[What needs to be done] From the data that follows, copy every line with the string "Bases".

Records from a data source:
***
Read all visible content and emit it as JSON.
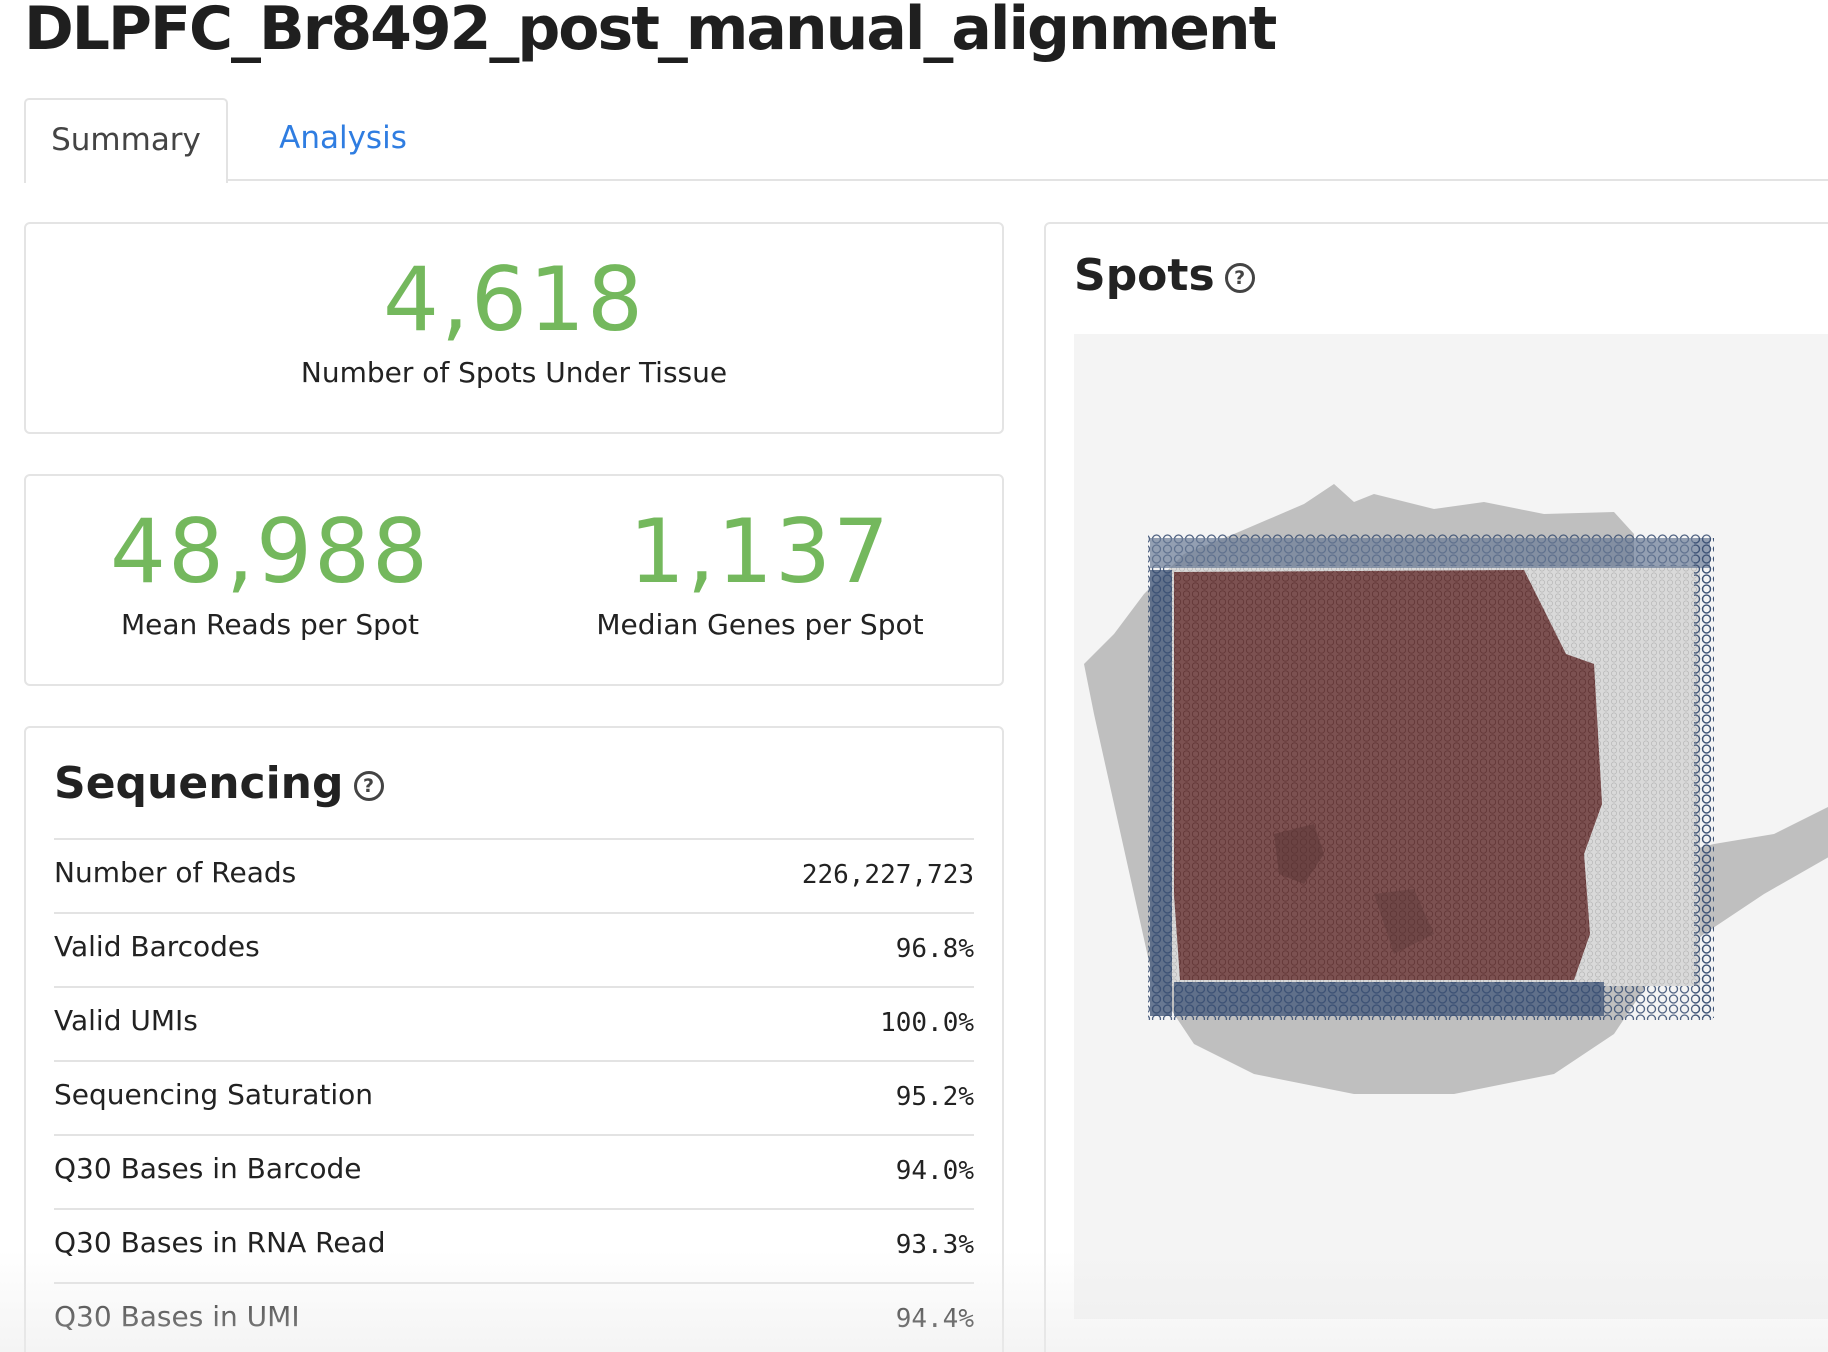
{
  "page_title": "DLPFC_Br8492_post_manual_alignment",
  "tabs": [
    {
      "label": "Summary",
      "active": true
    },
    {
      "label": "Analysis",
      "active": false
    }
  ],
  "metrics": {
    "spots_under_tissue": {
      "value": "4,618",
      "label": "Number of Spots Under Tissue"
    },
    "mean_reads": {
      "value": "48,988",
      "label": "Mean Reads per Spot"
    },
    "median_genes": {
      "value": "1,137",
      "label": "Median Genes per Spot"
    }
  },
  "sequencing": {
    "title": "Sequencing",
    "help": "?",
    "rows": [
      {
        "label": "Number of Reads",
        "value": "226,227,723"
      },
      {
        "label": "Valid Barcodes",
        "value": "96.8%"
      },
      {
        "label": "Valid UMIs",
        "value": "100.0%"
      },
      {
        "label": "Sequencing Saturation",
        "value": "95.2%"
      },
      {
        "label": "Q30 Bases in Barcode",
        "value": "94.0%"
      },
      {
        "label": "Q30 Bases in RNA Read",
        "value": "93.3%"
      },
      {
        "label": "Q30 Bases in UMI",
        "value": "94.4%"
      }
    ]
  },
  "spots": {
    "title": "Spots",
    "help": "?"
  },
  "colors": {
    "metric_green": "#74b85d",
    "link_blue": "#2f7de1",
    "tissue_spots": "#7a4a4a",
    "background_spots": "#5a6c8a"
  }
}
***
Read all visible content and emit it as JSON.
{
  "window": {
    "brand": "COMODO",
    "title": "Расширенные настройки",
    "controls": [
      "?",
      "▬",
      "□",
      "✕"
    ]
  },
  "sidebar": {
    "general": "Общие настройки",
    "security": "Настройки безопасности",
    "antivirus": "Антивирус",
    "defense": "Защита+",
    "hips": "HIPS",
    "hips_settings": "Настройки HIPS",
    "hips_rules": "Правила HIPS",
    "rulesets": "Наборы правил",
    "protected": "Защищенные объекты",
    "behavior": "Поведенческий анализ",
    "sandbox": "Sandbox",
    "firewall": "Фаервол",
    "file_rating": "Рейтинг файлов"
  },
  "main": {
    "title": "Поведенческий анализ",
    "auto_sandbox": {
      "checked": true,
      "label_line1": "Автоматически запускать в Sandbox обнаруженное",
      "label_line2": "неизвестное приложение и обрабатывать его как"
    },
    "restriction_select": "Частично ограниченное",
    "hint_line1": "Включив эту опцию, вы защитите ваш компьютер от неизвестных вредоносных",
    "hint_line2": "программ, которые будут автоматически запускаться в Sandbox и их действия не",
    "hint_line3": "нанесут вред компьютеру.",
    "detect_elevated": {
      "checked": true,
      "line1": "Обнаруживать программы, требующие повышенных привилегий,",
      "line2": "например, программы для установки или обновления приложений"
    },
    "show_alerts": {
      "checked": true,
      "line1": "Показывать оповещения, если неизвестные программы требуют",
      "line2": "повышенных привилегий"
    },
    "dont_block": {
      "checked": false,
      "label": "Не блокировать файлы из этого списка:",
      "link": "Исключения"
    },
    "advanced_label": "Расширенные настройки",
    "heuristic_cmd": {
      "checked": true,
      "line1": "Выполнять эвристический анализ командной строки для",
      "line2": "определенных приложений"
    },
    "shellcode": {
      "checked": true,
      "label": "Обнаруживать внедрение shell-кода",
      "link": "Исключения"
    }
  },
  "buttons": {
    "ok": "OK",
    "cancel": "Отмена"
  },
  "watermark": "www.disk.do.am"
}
***
[Exercise solution]
        "label": "Q30 Bases in Barcode",
        "label": "Q30 Bases in RNA Read",
        "label": "Q30 Bases in UMI",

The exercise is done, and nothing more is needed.